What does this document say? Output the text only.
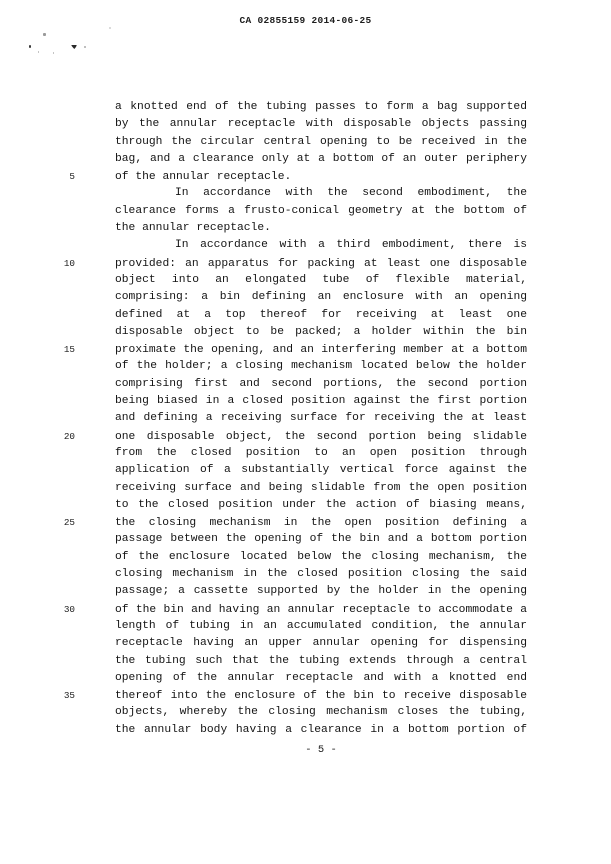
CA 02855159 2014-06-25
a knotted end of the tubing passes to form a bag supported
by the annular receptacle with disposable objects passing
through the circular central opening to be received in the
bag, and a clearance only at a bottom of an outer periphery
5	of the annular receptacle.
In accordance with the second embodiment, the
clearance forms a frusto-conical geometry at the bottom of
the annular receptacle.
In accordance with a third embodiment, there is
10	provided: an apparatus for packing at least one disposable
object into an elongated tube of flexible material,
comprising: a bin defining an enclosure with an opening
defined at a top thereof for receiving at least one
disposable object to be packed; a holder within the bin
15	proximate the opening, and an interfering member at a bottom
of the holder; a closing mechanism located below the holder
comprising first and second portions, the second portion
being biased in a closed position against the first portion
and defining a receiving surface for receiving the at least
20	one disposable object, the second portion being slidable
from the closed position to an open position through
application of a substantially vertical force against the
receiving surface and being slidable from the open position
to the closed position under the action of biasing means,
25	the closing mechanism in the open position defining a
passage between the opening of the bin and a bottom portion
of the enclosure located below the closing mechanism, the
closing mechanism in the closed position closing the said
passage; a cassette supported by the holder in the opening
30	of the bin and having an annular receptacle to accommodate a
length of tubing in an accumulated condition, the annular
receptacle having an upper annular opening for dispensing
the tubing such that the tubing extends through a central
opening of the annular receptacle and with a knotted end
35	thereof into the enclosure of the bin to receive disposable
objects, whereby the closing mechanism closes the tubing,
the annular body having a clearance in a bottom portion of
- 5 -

..........

_What the exercise asks_
Reproduce the full listing above verbatim, with no pictures included.

_Reply_
What does this document say? Output the text only.
CA 02855159 2014-06-25
a knotted end of the tubing passes to form a bag supported
by the annular receptacle with disposable objects passing
through the circular central opening to be received in the
bag, and a clearance only at a bottom of an outer periphery
5	of the annular receptacle.
In accordance with the second embodiment, the
clearance forms a frusto-conical geometry at the bottom of
the annular receptacle.
In accordance with a third embodiment, there is
10	provided: an apparatus for packing at least one disposable
object into an elongated tube of flexible material,
comprising: a bin defining an enclosure with an opening
defined at a top thereof for receiving at least one
disposable object to be packed; a holder within the bin
15	proximate the opening, and an interfering member at a bottom
of the holder; a closing mechanism located below the holder
comprising first and second portions, the second portion
being biased in a closed position against the first portion
and defining a receiving surface for receiving the at least
20	one disposable object, the second portion being slidable
from the closed position to an open position through
application of a substantially vertical force against the
receiving surface and being slidable from the open position
to the closed position under the action of biasing means,
25	the closing mechanism in the open position defining a
passage between the opening of the bin and a bottom portion
of the enclosure located below the closing mechanism, the
closing mechanism in the closed position closing the said
passage; a cassette supported by the holder in the opening
30	of the bin and having an annular receptacle to accommodate a
length of tubing in an accumulated condition, the annular
receptacle having an upper annular opening for dispensing
the tubing such that the tubing extends through a central
opening of the annular receptacle and with a knotted end
35	thereof into the enclosure of the bin to receive disposable
objects, whereby the closing mechanism closes the tubing,
the annular body having a clearance in a bottom portion of
- 5 -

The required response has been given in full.